### Provided entries
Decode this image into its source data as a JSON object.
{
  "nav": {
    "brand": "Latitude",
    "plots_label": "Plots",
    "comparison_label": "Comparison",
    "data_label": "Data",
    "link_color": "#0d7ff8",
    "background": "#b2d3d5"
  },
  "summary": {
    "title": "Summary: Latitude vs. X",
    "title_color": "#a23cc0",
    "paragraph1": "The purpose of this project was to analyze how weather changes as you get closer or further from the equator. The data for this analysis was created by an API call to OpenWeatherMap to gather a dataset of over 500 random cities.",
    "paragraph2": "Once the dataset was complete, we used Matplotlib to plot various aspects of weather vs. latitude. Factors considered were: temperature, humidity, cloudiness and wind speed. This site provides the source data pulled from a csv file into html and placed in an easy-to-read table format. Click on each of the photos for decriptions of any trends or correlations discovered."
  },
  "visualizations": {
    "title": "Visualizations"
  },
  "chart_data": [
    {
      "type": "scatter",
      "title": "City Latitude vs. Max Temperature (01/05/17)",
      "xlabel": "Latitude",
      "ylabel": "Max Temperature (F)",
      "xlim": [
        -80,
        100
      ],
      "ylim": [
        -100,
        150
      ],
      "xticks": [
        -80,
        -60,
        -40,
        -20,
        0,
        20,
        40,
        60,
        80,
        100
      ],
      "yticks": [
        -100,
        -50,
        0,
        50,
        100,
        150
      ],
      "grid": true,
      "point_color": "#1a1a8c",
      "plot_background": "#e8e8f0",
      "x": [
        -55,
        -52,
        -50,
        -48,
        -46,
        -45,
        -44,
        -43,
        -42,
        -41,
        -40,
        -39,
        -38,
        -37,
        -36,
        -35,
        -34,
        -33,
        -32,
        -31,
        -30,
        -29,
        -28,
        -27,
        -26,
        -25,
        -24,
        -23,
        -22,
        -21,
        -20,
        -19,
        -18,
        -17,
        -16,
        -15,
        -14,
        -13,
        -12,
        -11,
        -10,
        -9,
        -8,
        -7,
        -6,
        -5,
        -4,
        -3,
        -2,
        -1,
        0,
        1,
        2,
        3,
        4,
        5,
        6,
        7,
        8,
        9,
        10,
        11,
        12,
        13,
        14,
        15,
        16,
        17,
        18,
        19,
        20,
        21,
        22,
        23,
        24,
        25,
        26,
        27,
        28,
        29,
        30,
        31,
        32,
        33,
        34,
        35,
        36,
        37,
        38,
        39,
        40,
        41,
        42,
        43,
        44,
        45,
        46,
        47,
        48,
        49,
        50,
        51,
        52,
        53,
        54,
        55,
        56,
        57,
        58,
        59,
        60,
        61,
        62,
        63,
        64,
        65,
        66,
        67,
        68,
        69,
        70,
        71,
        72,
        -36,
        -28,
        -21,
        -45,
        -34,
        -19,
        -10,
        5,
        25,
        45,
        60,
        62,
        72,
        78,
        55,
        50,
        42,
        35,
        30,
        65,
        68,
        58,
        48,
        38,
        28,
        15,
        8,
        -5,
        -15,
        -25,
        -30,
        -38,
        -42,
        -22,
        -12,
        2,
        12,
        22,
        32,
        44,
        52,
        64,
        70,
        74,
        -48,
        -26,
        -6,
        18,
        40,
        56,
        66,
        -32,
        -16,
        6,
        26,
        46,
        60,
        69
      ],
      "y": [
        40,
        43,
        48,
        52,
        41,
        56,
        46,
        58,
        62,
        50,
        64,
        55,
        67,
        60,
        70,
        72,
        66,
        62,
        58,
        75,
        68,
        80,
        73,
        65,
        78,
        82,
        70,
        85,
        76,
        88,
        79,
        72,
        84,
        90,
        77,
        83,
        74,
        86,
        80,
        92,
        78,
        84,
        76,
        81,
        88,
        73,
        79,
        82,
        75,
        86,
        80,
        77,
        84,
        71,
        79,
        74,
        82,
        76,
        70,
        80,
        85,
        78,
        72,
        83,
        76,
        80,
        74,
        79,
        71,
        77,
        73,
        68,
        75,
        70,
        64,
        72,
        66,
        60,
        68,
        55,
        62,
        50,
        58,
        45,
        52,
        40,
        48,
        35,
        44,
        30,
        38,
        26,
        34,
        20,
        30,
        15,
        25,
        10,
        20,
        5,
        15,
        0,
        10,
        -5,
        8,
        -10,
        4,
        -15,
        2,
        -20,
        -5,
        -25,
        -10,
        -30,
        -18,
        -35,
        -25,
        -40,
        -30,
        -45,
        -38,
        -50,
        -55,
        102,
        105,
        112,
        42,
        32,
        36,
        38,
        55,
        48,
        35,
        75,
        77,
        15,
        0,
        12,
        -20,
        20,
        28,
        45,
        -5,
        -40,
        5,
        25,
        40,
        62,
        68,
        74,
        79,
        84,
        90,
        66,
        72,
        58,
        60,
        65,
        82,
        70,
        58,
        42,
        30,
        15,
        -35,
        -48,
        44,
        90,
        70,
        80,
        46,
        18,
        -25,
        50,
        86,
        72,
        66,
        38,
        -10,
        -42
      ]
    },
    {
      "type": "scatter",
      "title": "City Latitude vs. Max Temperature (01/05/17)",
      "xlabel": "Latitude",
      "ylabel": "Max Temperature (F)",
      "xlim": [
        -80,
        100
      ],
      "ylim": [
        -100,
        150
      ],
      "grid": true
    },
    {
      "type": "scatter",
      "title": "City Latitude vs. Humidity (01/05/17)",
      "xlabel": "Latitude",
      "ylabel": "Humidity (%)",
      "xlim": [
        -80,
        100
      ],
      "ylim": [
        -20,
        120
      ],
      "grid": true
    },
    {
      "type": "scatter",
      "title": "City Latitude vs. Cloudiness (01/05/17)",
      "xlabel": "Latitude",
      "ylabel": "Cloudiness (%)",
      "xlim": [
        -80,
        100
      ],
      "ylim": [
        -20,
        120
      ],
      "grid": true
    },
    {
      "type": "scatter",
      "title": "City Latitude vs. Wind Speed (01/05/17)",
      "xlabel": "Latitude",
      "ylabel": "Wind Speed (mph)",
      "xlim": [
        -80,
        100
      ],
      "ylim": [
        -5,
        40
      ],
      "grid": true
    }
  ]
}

### What to work on
Quote all of the entries verbatim.

### Completed exercise
Decode this image into its source data as a JSON object.
{
  "nav": {
    "brand": "Latitude",
    "plots_label": "Plots",
    "comparison_label": "Comparison",
    "data_label": "Data",
    "link_color": "#0d7ff8",
    "background": "#b2d3d5"
  },
  "summary": {
    "title": "Summary: Latitude vs. X",
    "title_color": "#a23cc0",
    "paragraph1": "The purpose of this project was to analyze how weather changes as you get closer or further from the equator. The data for this analysis was created by an API call to OpenWeatherMap to gather a dataset of over 500 random cities.",
    "paragraph2": "Once the dataset was complete, we used Matplotlib to plot various aspects of weather vs. latitude. Factors considered were: temperature, humidity, cloudiness and wind speed. This site provides the source data pulled from a csv file into html and placed in an easy-to-read table format. Click on each of the photos for decriptions of any trends or correlations discovered."
  },
  "visualizations": {
    "title": "Visualizations"
  },
  "chart_data": [
    {
      "type": "scatter",
      "title": "City Latitude vs. Max Temperature (01/05/17)",
      "xlabel": "Latitude",
      "ylabel": "Max Temperature (F)",
      "xlim": [
        -80,
        100
      ],
      "ylim": [
        -100,
        150
      ],
      "xticks": [
        -80,
        -60,
        -40,
        -20,
        0,
        20,
        40,
        60,
        80,
        100
      ],
      "yticks": [
        -100,
        -50,
        0,
        50,
        100,
        150
      ],
      "grid": true,
      "point_color": "#1a1a8c",
      "plot_background": "#e8e8f0",
      "x": [
        -55,
        -52,
        -50,
        -48,
        -46,
        -45,
        -44,
        -43,
        -42,
        -41,
        -40,
        -39,
        -38,
        -37,
        -36,
        -35,
        -34,
        -33,
        -32,
        -31,
        -30,
        -29,
        -28,
        -27,
        -26,
        -25,
        -24,
        -23,
        -22,
        -21,
        -20,
        -19,
        -18,
        -17,
        -16,
        -15,
        -14,
        -13,
        -12,
        -11,
        -10,
        -9,
        -8,
        -7,
        -6,
        -5,
        -4,
        -3,
        -2,
        -1,
        0,
        1,
        2,
        3,
        4,
        5,
        6,
        7,
        8,
        9,
        10,
        11,
        12,
        13,
        14,
        15,
        16,
        17,
        18,
        19,
        20,
        21,
        22,
        23,
        24,
        25,
        26,
        27,
        28,
        29,
        30,
        31,
        32,
        33,
        34,
        35,
        36,
        37,
        38,
        39,
        40,
        41,
        42,
        43,
        44,
        45,
        46,
        47,
        48,
        49,
        50,
        51,
        52,
        53,
        54,
        55,
        56,
        57,
        58,
        59,
        60,
        61,
        62,
        63,
        64,
        65,
        66,
        67,
        68,
        69,
        70,
        71,
        72,
        -36,
        -28,
        -21,
        -45,
        -34,
        -19,
        -10,
        5,
        25,
        45,
        60,
        62,
        72,
        78,
        55,
        50,
        42,
        35,
        30,
        65,
        68,
        58,
        48,
        38,
        28,
        15,
        8,
        -5,
        -15,
        -25,
        -30,
        -38,
        -42,
        -22,
        -12,
        2,
        12,
        22,
        32,
        44,
        52,
        64,
        70,
        74,
        -48,
        -26,
        -6,
        18,
        40,
        56,
        66,
        -32,
        -16,
        6,
        26,
        46,
        60,
        69
      ],
      "y": [
        40,
        43,
        48,
        52,
        41,
        56,
        46,
        58,
        62,
        50,
        64,
        55,
        67,
        60,
        70,
        72,
        66,
        62,
        58,
        75,
        68,
        80,
        73,
        65,
        78,
        82,
        70,
        85,
        76,
        88,
        79,
        72,
        84,
        90,
        77,
        83,
        74,
        86,
        80,
        92,
        78,
        84,
        76,
        81,
        88,
        73,
        79,
        82,
        75,
        86,
        80,
        77,
        84,
        71,
        79,
        74,
        82,
        76,
        70,
        80,
        85,
        78,
        72,
        83,
        76,
        80,
        74,
        79,
        71,
        77,
        73,
        68,
        75,
        70,
        64,
        72,
        66,
        60,
        68,
        55,
        62,
        50,
        58,
        45,
        52,
        40,
        48,
        35,
        44,
        30,
        38,
        26,
        34,
        20,
        30,
        15,
        25,
        10,
        20,
        5,
        15,
        0,
        10,
        -5,
        8,
        -10,
        4,
        -15,
        2,
        -20,
        -5,
        -25,
        -10,
        -30,
        -18,
        -35,
        -25,
        -40,
        -30,
        -45,
        -38,
        -50,
        -55,
        102,
        105,
        112,
        42,
        32,
        36,
        38,
        55,
        48,
        35,
        75,
        77,
        15,
        0,
        12,
        -20,
        20,
        28,
        45,
        -5,
        -40,
        5,
        25,
        40,
        62,
        68,
        74,
        79,
        84,
        90,
        66,
        72,
        58,
        60,
        65,
        82,
        70,
        58,
        42,
        30,
        15,
        -35,
        -48,
        44,
        90,
        70,
        80,
        46,
        18,
        -25,
        50,
        86,
        72,
        66,
        38,
        -10,
        -42
      ]
    },
    {
      "type": "scatter",
      "title": "City Latitude vs. Max Temperature (01/05/17)",
      "xlabel": "Latitude",
      "ylabel": "Max Temperature (F)",
      "xlim": [
        -80,
        100
      ],
      "ylim": [
        -100,
        150
      ],
      "grid": true
    },
    {
      "type": "scatter",
      "title": "City Latitude vs. Humidity (01/05/17)",
      "xlabel": "Latitude",
      "ylabel": "Humidity (%)",
      "xlim": [
        -80,
        100
      ],
      "ylim": [
        -20,
        120
      ],
      "grid": true
    },
    {
      "type": "scatter",
      "title": "City Latitude vs. Cloudiness (01/05/17)",
      "xlabel": "Latitude",
      "ylabel": "Cloudiness (%)",
      "xlim": [
        -80,
        100
      ],
      "ylim": [
        -20,
        120
      ],
      "grid": true
    },
    {
      "type": "scatter",
      "title": "City Latitude vs. Wind Speed (01/05/17)",
      "xlabel": "Latitude",
      "ylabel": "Wind Speed (mph)",
      "xlim": [
        -80,
        100
      ],
      "ylim": [
        -5,
        40
      ],
      "grid": true
    }
  ]
}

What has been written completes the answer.